INPUT:
[Start]

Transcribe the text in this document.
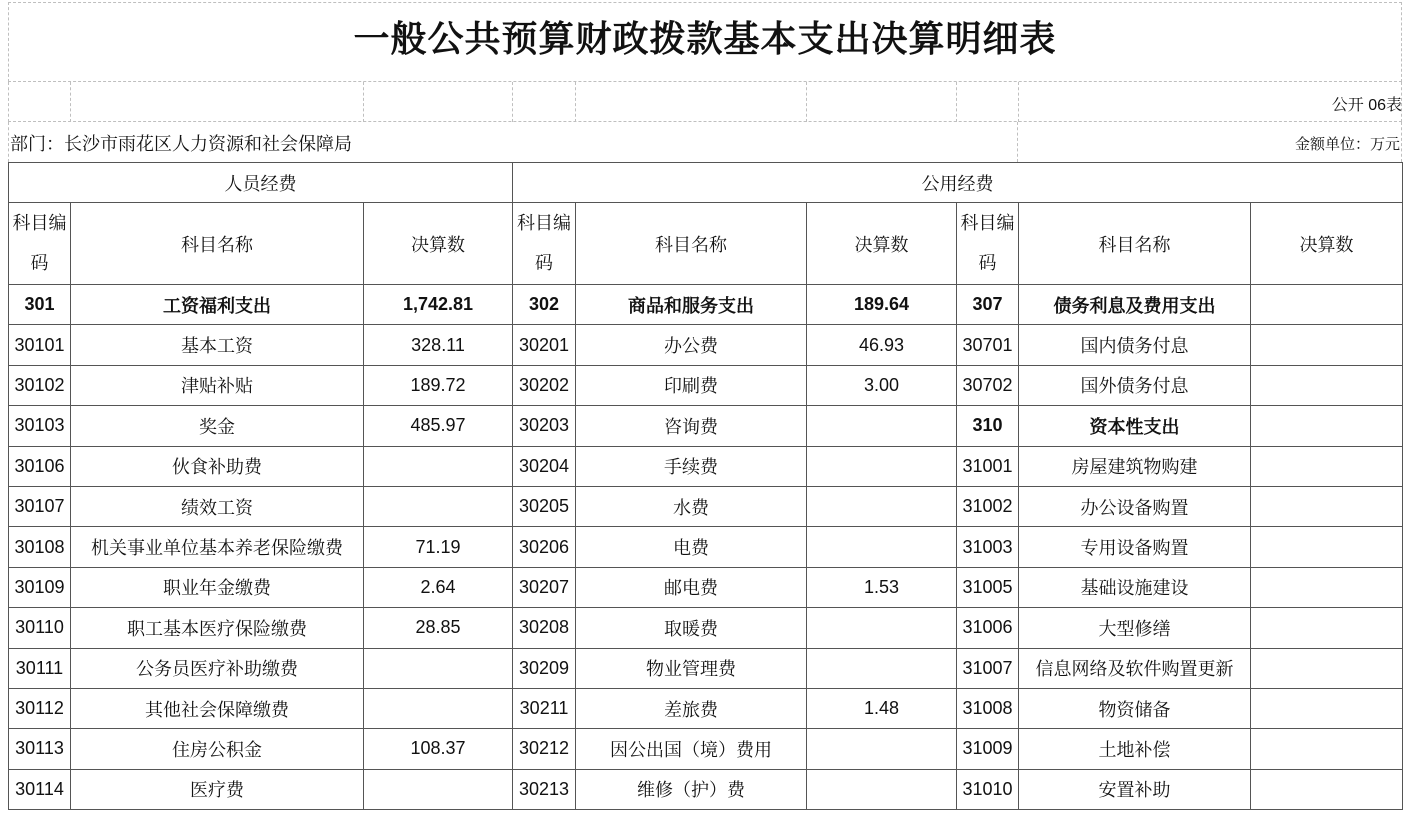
一般公共预算财政拨款基本支出决算明细表
公开 06表
部门：长沙市雨花区人力资源和社会保障局	金额单位：万元
人员经费			公用经费					
科目编码	科目名称	决算数	科目编码	科目名称	决算数	科目编码	科目名称	决算数
301	工资福利支出	1,742.81	302	商品和服务支出	189.64	307	债务利息及费用支出	
30101	基本工资	328.11	30201	办公费	46.93	30701	国内债务付息	
30102	津贴补贴	189.72	30202	印刷费	3.00	30702	国外债务付息	
30103	奖金	485.97	30203	咨询费		310	资本性支出	
30106	伙食补助费		30204	手续费		31001	房屋建筑物购建	
30107	绩效工资		30205	水费		31002	办公设备购置	
30108	机关事业单位基本养老保险缴费	71.19	30206	电费		31003	专用设备购置	
30109	职业年金缴费	2.64	30207	邮电费	1.53	31005	基础设施建设	
30110	职工基本医疗保险缴费	28.85	30208	取暖费		31006	大型修缮	
30111	公务员医疗补助缴费		30209	物业管理费		31007	信息网络及软件购置更新	
30112	其他社会保障缴费		30211	差旅费	1.48	31008	物资储备	
30113	住房公积金	108.37	30212	因公出国（境）费用		31009	土地补偿	
30114	医疗费		30213	维修（护）费		31010	安置补助	
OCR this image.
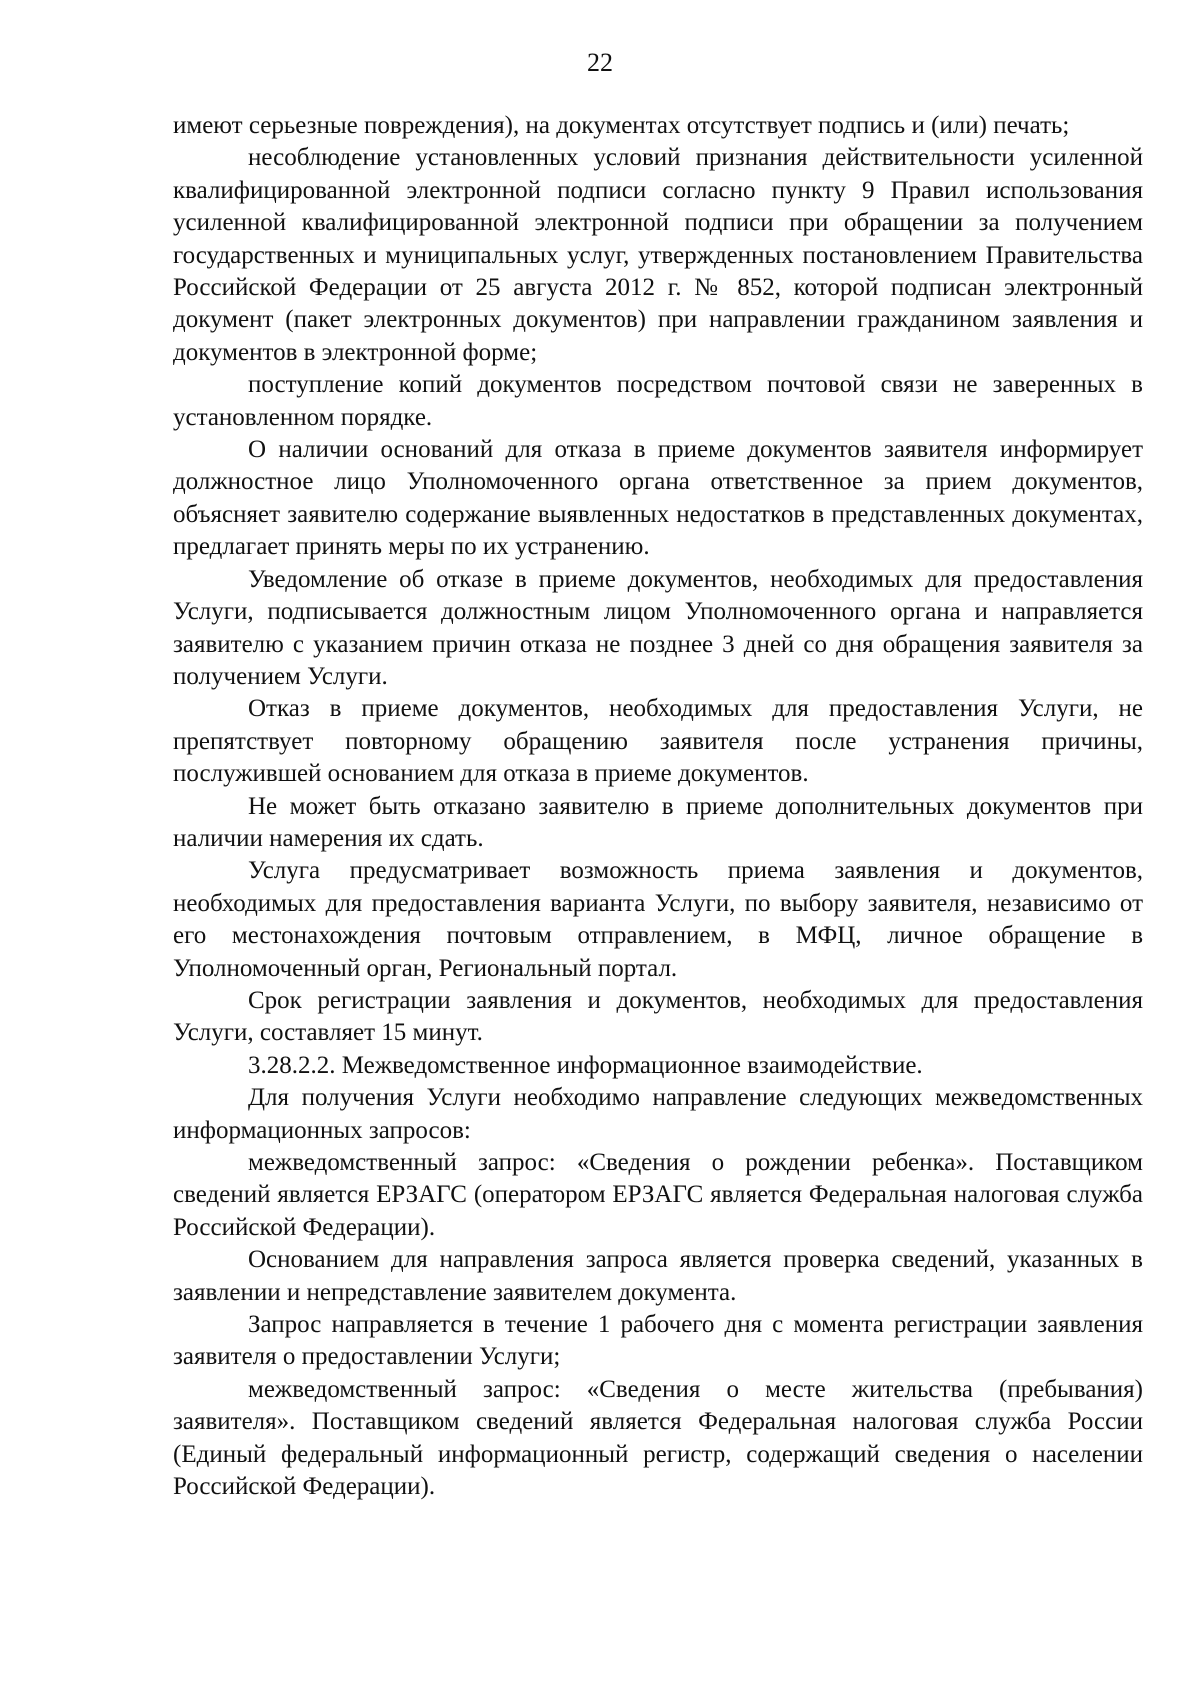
22

имеют серьезные повреждения), на документах отсутствует подпись и (или) печать;

несоблюдение установленных условий признания действительности усиленной квалифицированной электронной подписи согласно пункту 9 Правил использования усиленной квалифицированной электронной подписи при обращении за получением государственных и муниципальных услуг, утвержденных постановлением Правительства Российской Федерации от 25 августа 2012 г. № 852, которой подписан электронный документ (пакет электронных документов) при направлении гражданином заявления и документов в электронной форме;

поступление копий документов посредством почтовой связи не заверенных в установленном порядке.

О наличии оснований для отказа в приеме документов заявителя информирует должностное лицо Уполномоченного органа ответственное за прием документов, объясняет заявителю содержание выявленных недостатков в представленных документах, предлагает принять меры по их устранению.

Уведомление об отказе в приеме документов, необходимых для предоставления Услуги, подписывается должностным лицом Уполномоченного органа и направляется заявителю с указанием причин отказа не позднее 3 дней со дня обращения заявителя за получением Услуги.

Отказ в приеме документов, необходимых для предоставления Услуги, не препятствует повторному обращению заявителя после устранения причины, послужившей основанием для отказа в приеме документов.

Не может быть отказано заявителю в приеме дополнительных документов при наличии намерения их сдать.

Услуга предусматривает возможность приема заявления и документов, необходимых для предоставления варианта Услуги, по выбору заявителя, независимо от его местонахождения почтовым отправлением, в МФЦ, личное обращение в Уполномоченный орган, Региональный портал.

Срок регистрации заявления и документов, необходимых для предоставления Услуги, составляет 15 минут.

3.28.2.2. Межведомственное информационное взаимодействие.

Для получения Услуги необходимо направление следующих межведомственных информационных запросов:

межведомственный запрос: «Сведения о рождении ребенка». Поставщиком сведений является ЕРЗАГС (оператором ЕРЗАГС является Федеральная налоговая служба Российской Федерации).

Основанием для направления запроса является проверка сведений, указанных в заявлении и непредставление заявителем документа.

Запрос направляется в течение 1 рабочего дня с момента регистрации заявления заявителя о предоставлении Услуги;

межведомственный запрос: «Сведения о месте жительства (пребывания) заявителя». Поставщиком сведений является Федеральная налоговая служба России (Единый федеральный информационный регистр, содержащий сведения о населении Российской Федерации).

[End]

Filter out all lines lacking the word "служба" and copy the rest.

межведомственный запрос: «Сведения о рождении ребенка». Поставщиком сведений является ЕРЗАГС (оператором ЕРЗАГС является Федеральная налоговая служба Российской Федерации).
межведомственный запрос: «Сведения о месте жительства (пребывания) заявителя». Поставщиком сведений является Федеральная налоговая служба России (Единый федеральный информационный регистр, содержащий сведения о населении Российской Федерации).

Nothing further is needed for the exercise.